State how many lines include "traffic", giving the number by itself.

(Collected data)
/---
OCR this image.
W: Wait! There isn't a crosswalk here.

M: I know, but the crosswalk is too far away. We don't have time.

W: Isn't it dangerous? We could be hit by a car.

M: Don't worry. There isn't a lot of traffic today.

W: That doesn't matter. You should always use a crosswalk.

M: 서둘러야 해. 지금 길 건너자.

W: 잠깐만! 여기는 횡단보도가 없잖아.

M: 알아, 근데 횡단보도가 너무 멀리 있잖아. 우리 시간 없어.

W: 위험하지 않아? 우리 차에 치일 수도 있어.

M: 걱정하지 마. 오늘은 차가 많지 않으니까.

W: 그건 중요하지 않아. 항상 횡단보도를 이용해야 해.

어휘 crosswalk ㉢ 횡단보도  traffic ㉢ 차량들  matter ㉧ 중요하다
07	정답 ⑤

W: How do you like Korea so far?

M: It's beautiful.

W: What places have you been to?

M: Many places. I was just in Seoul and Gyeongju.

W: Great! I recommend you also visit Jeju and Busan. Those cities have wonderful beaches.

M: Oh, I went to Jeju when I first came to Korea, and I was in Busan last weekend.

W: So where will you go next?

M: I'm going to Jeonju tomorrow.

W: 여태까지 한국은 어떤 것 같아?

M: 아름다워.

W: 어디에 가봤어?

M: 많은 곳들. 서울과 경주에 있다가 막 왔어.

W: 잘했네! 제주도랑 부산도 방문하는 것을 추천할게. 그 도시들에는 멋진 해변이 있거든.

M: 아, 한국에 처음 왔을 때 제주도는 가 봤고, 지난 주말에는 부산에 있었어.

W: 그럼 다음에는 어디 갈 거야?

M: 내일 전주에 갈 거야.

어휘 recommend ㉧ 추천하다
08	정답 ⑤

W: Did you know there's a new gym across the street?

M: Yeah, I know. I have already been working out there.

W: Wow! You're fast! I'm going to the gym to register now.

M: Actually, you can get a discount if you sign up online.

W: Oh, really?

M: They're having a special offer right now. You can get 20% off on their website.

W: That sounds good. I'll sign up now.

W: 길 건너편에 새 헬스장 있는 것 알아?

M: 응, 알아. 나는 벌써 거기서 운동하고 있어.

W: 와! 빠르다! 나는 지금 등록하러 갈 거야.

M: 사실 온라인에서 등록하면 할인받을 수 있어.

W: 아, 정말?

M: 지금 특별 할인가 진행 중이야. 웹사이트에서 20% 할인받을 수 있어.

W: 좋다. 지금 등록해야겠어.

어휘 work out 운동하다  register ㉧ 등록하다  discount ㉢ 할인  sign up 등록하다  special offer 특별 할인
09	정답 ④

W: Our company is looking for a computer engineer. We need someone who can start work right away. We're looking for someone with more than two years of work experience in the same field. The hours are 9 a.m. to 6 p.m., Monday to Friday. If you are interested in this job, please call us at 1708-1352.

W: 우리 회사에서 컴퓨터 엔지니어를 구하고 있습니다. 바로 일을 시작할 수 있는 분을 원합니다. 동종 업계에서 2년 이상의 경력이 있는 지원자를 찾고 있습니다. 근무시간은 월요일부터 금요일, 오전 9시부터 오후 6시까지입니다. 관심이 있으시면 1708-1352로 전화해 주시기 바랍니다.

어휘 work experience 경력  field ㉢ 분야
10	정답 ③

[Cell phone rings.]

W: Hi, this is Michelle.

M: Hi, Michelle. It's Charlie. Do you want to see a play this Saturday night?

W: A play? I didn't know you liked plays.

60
\---
__Response to the exercise__. 2